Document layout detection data
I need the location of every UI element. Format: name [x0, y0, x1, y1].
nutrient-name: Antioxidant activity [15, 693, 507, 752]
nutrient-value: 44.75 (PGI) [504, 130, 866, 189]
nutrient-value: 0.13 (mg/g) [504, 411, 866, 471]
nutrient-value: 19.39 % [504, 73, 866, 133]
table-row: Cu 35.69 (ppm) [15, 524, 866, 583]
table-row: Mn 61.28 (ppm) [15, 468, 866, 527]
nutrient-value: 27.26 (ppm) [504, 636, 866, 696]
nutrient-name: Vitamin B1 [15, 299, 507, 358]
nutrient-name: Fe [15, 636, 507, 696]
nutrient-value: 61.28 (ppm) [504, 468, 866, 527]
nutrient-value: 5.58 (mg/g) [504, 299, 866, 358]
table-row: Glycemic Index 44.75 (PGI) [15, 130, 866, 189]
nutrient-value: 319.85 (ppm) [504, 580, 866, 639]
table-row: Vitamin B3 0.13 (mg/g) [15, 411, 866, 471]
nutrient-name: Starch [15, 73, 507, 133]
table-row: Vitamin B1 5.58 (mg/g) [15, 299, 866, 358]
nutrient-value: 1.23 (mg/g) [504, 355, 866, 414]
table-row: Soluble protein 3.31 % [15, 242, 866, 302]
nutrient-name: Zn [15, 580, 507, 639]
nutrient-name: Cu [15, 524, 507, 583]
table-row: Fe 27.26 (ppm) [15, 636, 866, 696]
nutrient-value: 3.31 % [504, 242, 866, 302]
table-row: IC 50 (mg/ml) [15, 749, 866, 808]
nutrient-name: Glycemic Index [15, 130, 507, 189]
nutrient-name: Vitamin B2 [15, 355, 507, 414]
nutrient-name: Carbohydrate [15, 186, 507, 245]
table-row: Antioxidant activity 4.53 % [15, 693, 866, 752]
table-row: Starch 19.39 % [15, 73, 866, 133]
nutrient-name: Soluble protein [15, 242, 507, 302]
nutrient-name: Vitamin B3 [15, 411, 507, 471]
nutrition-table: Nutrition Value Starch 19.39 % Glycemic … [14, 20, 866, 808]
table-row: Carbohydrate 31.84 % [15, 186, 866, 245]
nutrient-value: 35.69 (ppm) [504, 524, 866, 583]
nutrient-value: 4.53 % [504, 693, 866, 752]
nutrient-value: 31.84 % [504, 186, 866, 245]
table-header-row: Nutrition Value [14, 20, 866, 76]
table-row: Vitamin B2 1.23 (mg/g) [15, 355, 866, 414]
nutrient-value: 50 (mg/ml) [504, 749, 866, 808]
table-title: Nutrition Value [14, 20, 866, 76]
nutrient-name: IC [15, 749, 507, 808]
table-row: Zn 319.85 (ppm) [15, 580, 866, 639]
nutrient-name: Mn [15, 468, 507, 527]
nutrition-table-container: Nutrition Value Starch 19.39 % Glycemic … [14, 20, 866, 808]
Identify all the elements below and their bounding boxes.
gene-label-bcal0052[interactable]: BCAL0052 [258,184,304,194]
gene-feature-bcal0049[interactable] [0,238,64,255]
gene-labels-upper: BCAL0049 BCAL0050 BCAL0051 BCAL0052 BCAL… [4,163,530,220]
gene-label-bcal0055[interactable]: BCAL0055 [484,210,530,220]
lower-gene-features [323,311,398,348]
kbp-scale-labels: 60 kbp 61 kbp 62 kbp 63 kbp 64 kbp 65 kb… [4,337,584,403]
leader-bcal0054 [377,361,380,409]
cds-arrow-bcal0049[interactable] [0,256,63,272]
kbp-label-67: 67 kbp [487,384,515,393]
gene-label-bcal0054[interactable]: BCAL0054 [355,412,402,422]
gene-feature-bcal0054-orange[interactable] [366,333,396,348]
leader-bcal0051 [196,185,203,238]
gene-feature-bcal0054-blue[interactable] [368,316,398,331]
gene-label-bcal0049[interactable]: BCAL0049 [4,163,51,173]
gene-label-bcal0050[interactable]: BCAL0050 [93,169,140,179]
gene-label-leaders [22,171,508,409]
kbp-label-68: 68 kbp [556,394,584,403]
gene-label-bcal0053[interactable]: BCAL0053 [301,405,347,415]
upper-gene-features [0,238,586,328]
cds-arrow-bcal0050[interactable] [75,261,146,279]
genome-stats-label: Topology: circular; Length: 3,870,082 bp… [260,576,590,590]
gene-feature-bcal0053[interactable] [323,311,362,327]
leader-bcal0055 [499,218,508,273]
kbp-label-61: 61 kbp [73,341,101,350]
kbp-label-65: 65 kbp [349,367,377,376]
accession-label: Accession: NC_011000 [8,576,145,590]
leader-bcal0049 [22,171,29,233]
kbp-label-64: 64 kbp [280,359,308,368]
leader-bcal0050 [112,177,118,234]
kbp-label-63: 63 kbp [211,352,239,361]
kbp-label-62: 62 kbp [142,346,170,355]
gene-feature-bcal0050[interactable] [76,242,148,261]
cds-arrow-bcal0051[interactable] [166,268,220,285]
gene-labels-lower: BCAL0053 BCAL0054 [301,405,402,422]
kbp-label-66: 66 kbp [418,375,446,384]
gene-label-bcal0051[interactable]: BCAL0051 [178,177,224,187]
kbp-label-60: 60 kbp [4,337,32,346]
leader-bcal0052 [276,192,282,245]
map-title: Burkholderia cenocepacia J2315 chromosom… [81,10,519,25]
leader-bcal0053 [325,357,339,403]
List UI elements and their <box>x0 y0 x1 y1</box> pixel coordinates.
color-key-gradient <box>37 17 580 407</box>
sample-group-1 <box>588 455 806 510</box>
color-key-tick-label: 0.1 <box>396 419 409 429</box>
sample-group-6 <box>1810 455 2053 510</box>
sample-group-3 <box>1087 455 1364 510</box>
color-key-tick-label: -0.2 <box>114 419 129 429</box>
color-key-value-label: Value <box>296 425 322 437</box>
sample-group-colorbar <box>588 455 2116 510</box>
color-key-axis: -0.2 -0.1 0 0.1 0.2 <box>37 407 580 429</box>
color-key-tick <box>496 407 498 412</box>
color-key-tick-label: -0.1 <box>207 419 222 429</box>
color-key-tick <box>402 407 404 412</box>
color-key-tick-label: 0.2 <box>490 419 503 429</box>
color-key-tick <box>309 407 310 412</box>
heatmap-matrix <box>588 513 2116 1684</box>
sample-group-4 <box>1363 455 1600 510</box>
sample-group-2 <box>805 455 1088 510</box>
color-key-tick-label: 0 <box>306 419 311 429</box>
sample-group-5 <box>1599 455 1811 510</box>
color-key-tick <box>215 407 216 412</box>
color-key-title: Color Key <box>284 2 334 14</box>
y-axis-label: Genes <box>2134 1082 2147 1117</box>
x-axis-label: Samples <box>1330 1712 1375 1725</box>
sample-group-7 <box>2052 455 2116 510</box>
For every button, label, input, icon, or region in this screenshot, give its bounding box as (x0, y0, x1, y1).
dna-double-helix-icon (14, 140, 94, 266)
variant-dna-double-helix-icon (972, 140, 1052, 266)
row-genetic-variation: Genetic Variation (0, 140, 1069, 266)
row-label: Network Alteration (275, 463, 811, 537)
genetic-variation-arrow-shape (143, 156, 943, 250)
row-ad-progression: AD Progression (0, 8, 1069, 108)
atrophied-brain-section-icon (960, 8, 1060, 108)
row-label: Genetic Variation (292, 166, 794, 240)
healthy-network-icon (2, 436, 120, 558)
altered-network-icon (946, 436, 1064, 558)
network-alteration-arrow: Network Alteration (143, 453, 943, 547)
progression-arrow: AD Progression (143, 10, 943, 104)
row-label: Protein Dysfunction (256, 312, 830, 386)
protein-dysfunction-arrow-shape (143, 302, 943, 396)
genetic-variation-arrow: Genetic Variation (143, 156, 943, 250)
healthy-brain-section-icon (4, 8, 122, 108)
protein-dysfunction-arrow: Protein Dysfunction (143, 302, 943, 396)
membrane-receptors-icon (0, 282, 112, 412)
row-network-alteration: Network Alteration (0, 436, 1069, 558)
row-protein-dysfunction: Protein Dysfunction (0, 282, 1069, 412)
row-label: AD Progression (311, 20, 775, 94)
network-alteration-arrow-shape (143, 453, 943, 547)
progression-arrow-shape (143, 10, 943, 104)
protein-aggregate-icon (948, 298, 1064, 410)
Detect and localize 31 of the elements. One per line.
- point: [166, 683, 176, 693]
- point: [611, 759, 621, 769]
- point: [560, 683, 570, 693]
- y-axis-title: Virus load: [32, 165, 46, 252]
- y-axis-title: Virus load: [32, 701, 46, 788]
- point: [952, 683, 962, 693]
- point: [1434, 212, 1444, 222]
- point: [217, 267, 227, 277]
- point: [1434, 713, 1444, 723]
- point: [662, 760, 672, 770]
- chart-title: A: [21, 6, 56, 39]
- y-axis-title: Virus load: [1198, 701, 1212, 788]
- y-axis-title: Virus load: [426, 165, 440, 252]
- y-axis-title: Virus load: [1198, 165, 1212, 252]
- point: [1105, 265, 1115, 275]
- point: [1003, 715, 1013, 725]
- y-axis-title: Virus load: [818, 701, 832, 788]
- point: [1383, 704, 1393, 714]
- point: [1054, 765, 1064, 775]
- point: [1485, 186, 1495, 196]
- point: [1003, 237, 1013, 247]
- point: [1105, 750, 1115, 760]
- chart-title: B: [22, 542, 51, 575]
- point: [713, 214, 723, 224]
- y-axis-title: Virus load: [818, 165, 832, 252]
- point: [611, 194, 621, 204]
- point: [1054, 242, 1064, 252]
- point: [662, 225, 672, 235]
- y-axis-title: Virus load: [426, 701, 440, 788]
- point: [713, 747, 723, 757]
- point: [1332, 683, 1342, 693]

## Problem description
If a line in the records above contains the string "chart", copy that line out.

## The completed task
- chart-title: A: [21, 6, 56, 39]
- chart-title: B: [22, 542, 51, 575]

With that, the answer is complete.